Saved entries

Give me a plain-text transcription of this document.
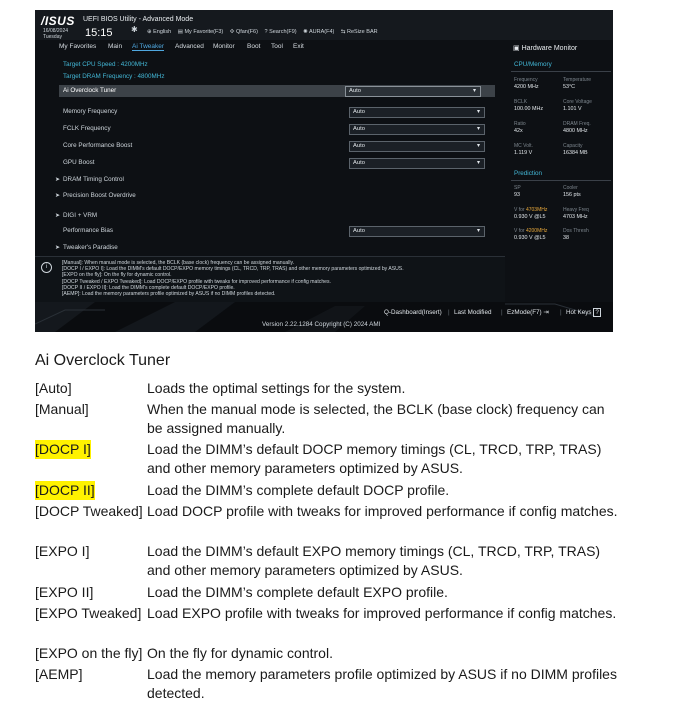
/ISUS UEFI BIOS Utility - Advanced Mode
16/08/2024
Tuesday	15:15 ✱ ⊕ English ▤ My Favorite(F3) ✣ Qfan(F6) ? Search(F9) ✺ AURA(F4) ⇆ ReSize BAR
My Favorites Main Ai Tweaker Advanced Monitor Boot Tool Exit	▣ Hardware Monitor
Target CPU Speed : 4200MHz
Target DRAM Frequency : 4800MHz
Ai Overclock Tuner	Auto	▾
Memory Frequency	Auto	▾
FCLK Frequency	Auto	▾
Core Performance Boost	Auto	▾
GPU Boost	Auto	▾
➤ DRAM Timing Control
➤ Precision Boost Overdrive
➤ DIGI + VRM
Performance Bias	Auto	▾
➤ Tweaker's Paradise
CPU/Memory
Frequency
4200 MHz
Temperature
53°C
BCLK
100.00 MHz
Core Voltage
1.101 V
Ratio
42x
DRAM Freq.
4800 MHz
MC Volt.
1.119 V
Capacity
16384 MB
Prediction
SP
93
Cooler
156 pts
V for 4703MHz
0.930 V @L5
Heavy Freq
4703 MHz
V for 4200MHz
0.930 V @L5
Dos Thresh
38
i
[Manual]: When manual mode is selected, the BCLK (base clock) frequency can be assigned manually.
[DOCP I / EXPO I]: Load the DIMM's default DOCP/EXPO memory timings (CL, TRCD, TRP, TRAS) and other memory parameters optimized by ASUS.
[EXPO on the fly]: On the fly for dynamic control.
[DOCP Tweaked / EXPO Tweaked]: Load DOCP/EXPO profile with tweaks for improved performance if config matches.
[DOCP II / EXPO II]: Load the DIMM's complete default DOCP/EXPO profile.
[AEMP]: Load the memory parameters profile optimized by ASUS if no DIMM profiles detected.
Q-Dashboard(Insert) | Last Modified | EzMode(F7) ⇥ | Hot Keys ?
Version 2.22.1284 Copyright (C) 2024 AMI
Ai Overclock Tuner
[Auto]	Loads the optimal settings for the system.
[Manual]	When the manual mode is selected, the BCLK (base clock) frequency can be assigned manually.
[DOCP I]	Load the DIMM’s default DOCP memory timings (CL, TRCD, TRP, TRAS) and other memory parameters optimized by ASUS.
[DOCP II]	Load the DIMM’s complete default DOCP profile.
[DOCP Tweaked] Load DOCP profile with tweaks for improved performance if config matches.
[EXPO I]	Load the DIMM’s default EXPO memory timings (CL, TRCD, TRP, TRAS) and other memory parameters optimized by ASUS.
[EXPO II]	Load the DIMM’s complete default EXPO profile.
[EXPO Tweaked] Load EXPO profile with tweaks for improved performance if config matches.
[EXPO on the fly] On the fly for dynamic control.
[AEMP]	Load the memory parameters profile optimized by ASUS if no DIMM profiles detected.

**What you should do**
Pull every line containing "ASUS" out of the records.

**Exercise solution**
[DOCP I / EXPO I]: Load the DIMM's default DOCP/EXPO memory timings (CL, TRCD, TRP, TRAS) and other memory parameters optimized by ASUS.
[AEMP]: Load the memory parameters profile optimized by ASUS if no DIMM profiles detected.
[DOCP I]	Load the DIMM’s default DOCP memory timings (CL, TRCD, TRP, TRAS) and other memory parameters optimized by ASUS.
[EXPO I]	Load the DIMM’s default EXPO memory timings (CL, TRCD, TRP, TRAS) and other memory parameters optimized by ASUS.
[AEMP]	Load the memory parameters profile optimized by ASUS if no DIMM profiles detected.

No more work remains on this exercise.